The problem:
Please present every line of the data below as a Markdown table with two columns, Row and Line. Number each row and leave out blank lines.

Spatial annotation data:
◆ ◆ ◆

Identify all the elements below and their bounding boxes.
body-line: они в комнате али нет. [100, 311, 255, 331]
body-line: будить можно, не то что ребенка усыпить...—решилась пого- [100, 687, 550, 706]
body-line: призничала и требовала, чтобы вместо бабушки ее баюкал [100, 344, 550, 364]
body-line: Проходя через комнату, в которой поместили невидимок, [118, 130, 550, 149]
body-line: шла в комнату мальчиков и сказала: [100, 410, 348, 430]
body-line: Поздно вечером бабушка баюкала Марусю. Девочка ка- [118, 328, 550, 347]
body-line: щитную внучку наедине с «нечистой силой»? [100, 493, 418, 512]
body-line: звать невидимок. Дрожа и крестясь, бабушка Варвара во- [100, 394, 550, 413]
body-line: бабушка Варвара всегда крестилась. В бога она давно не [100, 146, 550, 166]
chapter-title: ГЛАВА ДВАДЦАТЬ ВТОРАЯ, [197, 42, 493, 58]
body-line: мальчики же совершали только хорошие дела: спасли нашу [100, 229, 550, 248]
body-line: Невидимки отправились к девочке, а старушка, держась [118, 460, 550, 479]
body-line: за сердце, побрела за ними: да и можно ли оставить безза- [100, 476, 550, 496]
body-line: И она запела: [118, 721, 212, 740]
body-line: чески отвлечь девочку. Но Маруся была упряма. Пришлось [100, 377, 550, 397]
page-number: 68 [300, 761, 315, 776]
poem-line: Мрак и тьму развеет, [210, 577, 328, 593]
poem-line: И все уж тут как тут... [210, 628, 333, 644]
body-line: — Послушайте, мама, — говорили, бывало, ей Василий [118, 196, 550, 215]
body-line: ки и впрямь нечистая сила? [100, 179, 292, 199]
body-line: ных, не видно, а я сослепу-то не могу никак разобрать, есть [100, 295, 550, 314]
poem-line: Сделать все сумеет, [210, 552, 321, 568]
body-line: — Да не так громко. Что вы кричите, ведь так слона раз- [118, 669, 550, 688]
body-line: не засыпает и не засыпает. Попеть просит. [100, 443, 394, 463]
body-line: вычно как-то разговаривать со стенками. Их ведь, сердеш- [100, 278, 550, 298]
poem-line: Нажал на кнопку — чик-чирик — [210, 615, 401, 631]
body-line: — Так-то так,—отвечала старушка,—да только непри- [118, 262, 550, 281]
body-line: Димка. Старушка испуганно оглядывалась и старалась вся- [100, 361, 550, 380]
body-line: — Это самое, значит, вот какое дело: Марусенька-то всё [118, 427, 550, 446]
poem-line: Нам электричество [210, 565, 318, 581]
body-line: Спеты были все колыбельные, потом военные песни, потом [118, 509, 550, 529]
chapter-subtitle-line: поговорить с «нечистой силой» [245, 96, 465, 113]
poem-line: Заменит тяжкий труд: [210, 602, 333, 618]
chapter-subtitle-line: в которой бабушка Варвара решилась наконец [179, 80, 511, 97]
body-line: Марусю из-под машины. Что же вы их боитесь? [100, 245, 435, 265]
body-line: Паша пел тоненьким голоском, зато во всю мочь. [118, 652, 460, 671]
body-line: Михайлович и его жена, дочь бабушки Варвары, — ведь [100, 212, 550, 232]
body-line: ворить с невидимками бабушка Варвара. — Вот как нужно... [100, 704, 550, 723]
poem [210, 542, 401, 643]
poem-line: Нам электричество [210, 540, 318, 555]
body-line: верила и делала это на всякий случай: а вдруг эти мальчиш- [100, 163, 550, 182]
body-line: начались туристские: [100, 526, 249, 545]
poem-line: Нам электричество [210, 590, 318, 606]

◆ ◆ ◆

Result for this exercise:
| Row | Line |
|---|---|
| 1 | Identify all the elements below and their bounding boxes. |
| 2 | body-line: они в комнате али нет. [100, 311, 255, 331] |
| 3 | body-line: будить можно, не то что ребенка усыпить...—решилась пого- [100, 687, 550, 706] |
| 4 | body-line: призничала и требовала, чтобы вместо бабушки ее баюкал [100, 344, 550, 364] |
| 5 | body-line: Проходя через комнату, в которой поместили невидимок, [118, 130, 550, 149] |
| 6 | body-line: шла в комнату мальчиков и сказала: [100, 410, 348, 430] |
| 7 | body-line: Поздно вечером бабушка баюкала Марусю. Девочка ка- [118, 328, 550, 347] |
| 8 | body-line: щитную внучку наедине с «нечистой силой»? [100, 493, 418, 512] |
| 9 | body-line: звать невидимок. Дрожа и крестясь, бабушка Варвара во- [100, 394, 550, 413] |
| 10 | body-line: бабушка Варвара всегда крестилась. В бога она давно не [100, 146, 550, 166] |
| 11 | chapter-title: ГЛАВА ДВАДЦАТЬ ВТОРАЯ, [197, 42, 493, 58] |
| 12 | body-line: мальчики же совершали только хорошие дела: спасли нашу [100, 229, 550, 248] |
| 13 | body-line: Невидимки отправились к девочке, а старушка, держась [118, 460, 550, 479] |
| 14 | body-line: за сердце, побрела за ними: да и можно ли оставить безза- [100, 476, 550, 496] |
| 15 | body-line: И она запела: [118, 721, 212, 740] |
| 16 | body-line: чески отвлечь девочку. Но Маруся была упряма. Пришлось [100, 377, 550, 397] |
| 17 | page-number: 68 [300, 761, 315, 776] |
| 18 | poem-line: Мрак и тьму развеет, [210, 577, 328, 593] |
| 19 | poem-line: И все уж тут как тут... [210, 628, 333, 644] |
| 20 | body-line: — Послушайте, мама, — говорили, бывало, ей Василий [118, 196, 550, 215] |
| 21 | body-line: ки и впрямь нечистая сила? [100, 179, 292, 199] |
| 22 | body-line: ных, не видно, а я сослепу-то не могу никак разобрать, есть [100, 295, 550, 314] |
| 23 | poem-line: Сделать все сумеет, [210, 552, 321, 568] |
| 24 | body-line: — Да не так громко. Что вы кричите, ведь так слона раз- [118, 669, 550, 688] |
| 25 | body-line: не засыпает и не засыпает. Попеть просит. [100, 443, 394, 463] |
| 26 | body-line: вычно как-то разговаривать со стенками. Их ведь, сердеш- [100, 278, 550, 298] |
| 27 | poem-line: Нажал на кнопку — чик-чирик — [210, 615, 401, 631] |
| 28 | body-line: — Так-то так,—отвечала старушка,—да только непри- [118, 262, 550, 281] |
| 29 | body-line: Димка. Старушка испуганно оглядывалась и старалась вся- [100, 361, 550, 380] |
| 30 | body-line: — Это самое, значит, вот какое дело: Марусенька-то всё [118, 427, 550, 446] |
| 31 | poem-line: Нам электричество [210, 565, 318, 581] |
| 32 | body-line: Спеты были все колыбельные, потом военные песни, потом [118, 509, 550, 529] |
| 33 | chapter-subtitle-line: поговорить с «нечистой силой» [245, 96, 465, 113] |
| 34 | poem-line: Заменит тяжкий труд: [210, 602, 333, 618] |
| 35 | chapter-subtitle-line: в которой бабушка Варвара решилась наконец [179, 80, 511, 97] |
| 36 | body-line: Марусю из-под машины. Что же вы их боитесь? [100, 245, 435, 265] |
| 37 | body-line: Паша пел тоненьким голоском, зато во всю мочь. [118, 652, 460, 671] |
| 38 | body-line: Михайлович и его жена, дочь бабушки Варвары, — ведь [100, 212, 550, 232] |
| 39 | body-line: ворить с невидимками бабушка Варвара. — Вот как нужно... [100, 704, 550, 723] |
| 40 | poem [210, 542, 401, 643] |
| 41 | poem-line: Нам электричество [210, 540, 318, 555] |
| 42 | body-line: верила и делала это на всякий случай: а вдруг эти мальчиш- [100, 163, 550, 182] |
| 43 | body-line: начались туристские: [100, 526, 249, 545] |
| 44 | poem-line: Нам электричество [210, 590, 318, 606] |